[Problem statement] Print all records exactly, leaving nothing out.

[Stored records]
====================
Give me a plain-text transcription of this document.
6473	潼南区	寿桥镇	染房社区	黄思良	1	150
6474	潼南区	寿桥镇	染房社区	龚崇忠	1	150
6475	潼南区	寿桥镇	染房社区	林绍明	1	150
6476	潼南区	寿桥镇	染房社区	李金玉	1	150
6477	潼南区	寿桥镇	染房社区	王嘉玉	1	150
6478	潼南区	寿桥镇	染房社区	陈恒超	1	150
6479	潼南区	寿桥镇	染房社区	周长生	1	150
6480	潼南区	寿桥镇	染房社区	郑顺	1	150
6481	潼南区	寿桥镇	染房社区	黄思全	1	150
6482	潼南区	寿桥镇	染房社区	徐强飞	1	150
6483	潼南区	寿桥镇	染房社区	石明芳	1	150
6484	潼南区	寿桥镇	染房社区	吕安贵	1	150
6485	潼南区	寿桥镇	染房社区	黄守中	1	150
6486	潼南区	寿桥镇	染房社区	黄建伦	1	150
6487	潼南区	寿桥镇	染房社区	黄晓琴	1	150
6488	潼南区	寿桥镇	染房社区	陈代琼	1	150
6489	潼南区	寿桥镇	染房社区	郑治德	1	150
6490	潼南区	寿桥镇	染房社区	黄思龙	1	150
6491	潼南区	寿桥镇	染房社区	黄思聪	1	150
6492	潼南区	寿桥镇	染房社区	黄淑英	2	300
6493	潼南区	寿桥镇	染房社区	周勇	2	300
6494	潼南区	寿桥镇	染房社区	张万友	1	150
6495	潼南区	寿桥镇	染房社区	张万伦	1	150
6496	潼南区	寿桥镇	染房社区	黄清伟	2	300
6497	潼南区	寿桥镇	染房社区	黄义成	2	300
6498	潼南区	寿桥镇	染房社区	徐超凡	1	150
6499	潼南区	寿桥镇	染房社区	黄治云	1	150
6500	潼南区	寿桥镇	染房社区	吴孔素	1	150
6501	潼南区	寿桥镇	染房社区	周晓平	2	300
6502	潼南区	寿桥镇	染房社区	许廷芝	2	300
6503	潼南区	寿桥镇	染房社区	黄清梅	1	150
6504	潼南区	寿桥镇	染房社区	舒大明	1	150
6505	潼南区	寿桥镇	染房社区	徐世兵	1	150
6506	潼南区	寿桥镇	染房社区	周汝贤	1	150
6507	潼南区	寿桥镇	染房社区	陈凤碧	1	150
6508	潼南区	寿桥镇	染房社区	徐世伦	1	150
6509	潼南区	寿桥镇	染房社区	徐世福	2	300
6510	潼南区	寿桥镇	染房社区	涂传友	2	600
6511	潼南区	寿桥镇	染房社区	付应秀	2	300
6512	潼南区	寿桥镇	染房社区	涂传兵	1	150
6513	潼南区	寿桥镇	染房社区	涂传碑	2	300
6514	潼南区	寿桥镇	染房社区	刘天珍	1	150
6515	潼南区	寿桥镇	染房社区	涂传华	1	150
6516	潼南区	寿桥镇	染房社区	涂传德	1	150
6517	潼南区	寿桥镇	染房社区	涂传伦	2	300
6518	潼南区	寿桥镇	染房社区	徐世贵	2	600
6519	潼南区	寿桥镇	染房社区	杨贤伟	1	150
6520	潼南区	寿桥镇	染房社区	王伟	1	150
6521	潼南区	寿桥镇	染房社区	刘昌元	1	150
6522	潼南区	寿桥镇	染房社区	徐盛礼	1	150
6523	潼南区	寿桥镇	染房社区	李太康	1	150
====================
[Solution to this task]
Give me a plain-text transcription of this document.
6473	潼南区	寿桥镇	染房社区	黄思良	1	150
6474	潼南区	寿桥镇	染房社区	龚崇忠	1	150
6475	潼南区	寿桥镇	染房社区	林绍明	1	150
6476	潼南区	寿桥镇	染房社区	李金玉	1	150
6477	潼南区	寿桥镇	染房社区	王嘉玉	1	150
6478	潼南区	寿桥镇	染房社区	陈恒超	1	150
6479	潼南区	寿桥镇	染房社区	周长生	1	150
6480	潼南区	寿桥镇	染房社区	郑顺	1	150
6481	潼南区	寿桥镇	染房社区	黄思全	1	150
6482	潼南区	寿桥镇	染房社区	徐强飞	1	150
6483	潼南区	寿桥镇	染房社区	石明芳	1	150
6484	潼南区	寿桥镇	染房社区	吕安贵	1	150
6485	潼南区	寿桥镇	染房社区	黄守中	1	150
6486	潼南区	寿桥镇	染房社区	黄建伦	1	150
6487	潼南区	寿桥镇	染房社区	黄晓琴	1	150
6488	潼南区	寿桥镇	染房社区	陈代琼	1	150
6489	潼南区	寿桥镇	染房社区	郑治德	1	150
6490	潼南区	寿桥镇	染房社区	黄思龙	1	150
6491	潼南区	寿桥镇	染房社区	黄思聪	1	150
6492	潼南区	寿桥镇	染房社区	黄淑英	2	300
6493	潼南区	寿桥镇	染房社区	周勇	2	300
6494	潼南区	寿桥镇	染房社区	张万友	1	150
6495	潼南区	寿桥镇	染房社区	张万伦	1	150
6496	潼南区	寿桥镇	染房社区	黄清伟	2	300
6497	潼南区	寿桥镇	染房社区	黄义成	2	300
6498	潼南区	寿桥镇	染房社区	徐超凡	1	150
6499	潼南区	寿桥镇	染房社区	黄治云	1	150
6500	潼南区	寿桥镇	染房社区	吴孔素	1	150
6501	潼南区	寿桥镇	染房社区	周晓平	2	300
6502	潼南区	寿桥镇	染房社区	许廷芝	2	300
6503	潼南区	寿桥镇	染房社区	黄清梅	1	150
6504	潼南区	寿桥镇	染房社区	舒大明	1	150
6505	潼南区	寿桥镇	染房社区	徐世兵	1	150
6506	潼南区	寿桥镇	染房社区	周汝贤	1	150
6507	潼南区	寿桥镇	染房社区	陈凤碧	1	150
6508	潼南区	寿桥镇	染房社区	徐世伦	1	150
6509	潼南区	寿桥镇	染房社区	徐世福	2	300
6510	潼南区	寿桥镇	染房社区	涂传友	2	600
6511	潼南区	寿桥镇	染房社区	付应秀	2	300
6512	潼南区	寿桥镇	染房社区	涂传兵	1	150
6513	潼南区	寿桥镇	染房社区	涂传碑	2	300
6514	潼南区	寿桥镇	染房社区	刘天珍	1	150
6515	潼南区	寿桥镇	染房社区	涂传华	1	150
6516	潼南区	寿桥镇	染房社区	涂传德	1	150
6517	潼南区	寿桥镇	染房社区	涂传伦	2	300
6518	潼南区	寿桥镇	染房社区	徐世贵	2	600
6519	潼南区	寿桥镇	染房社区	杨贤伟	1	150
6520	潼南区	寿桥镇	染房社区	王伟	1	150
6521	潼南区	寿桥镇	染房社区	刘昌元	1	150
6522	潼南区	寿桥镇	染房社区	徐盛礼	1	150
6523	潼南区	寿桥镇	染房社区	李太康	1	150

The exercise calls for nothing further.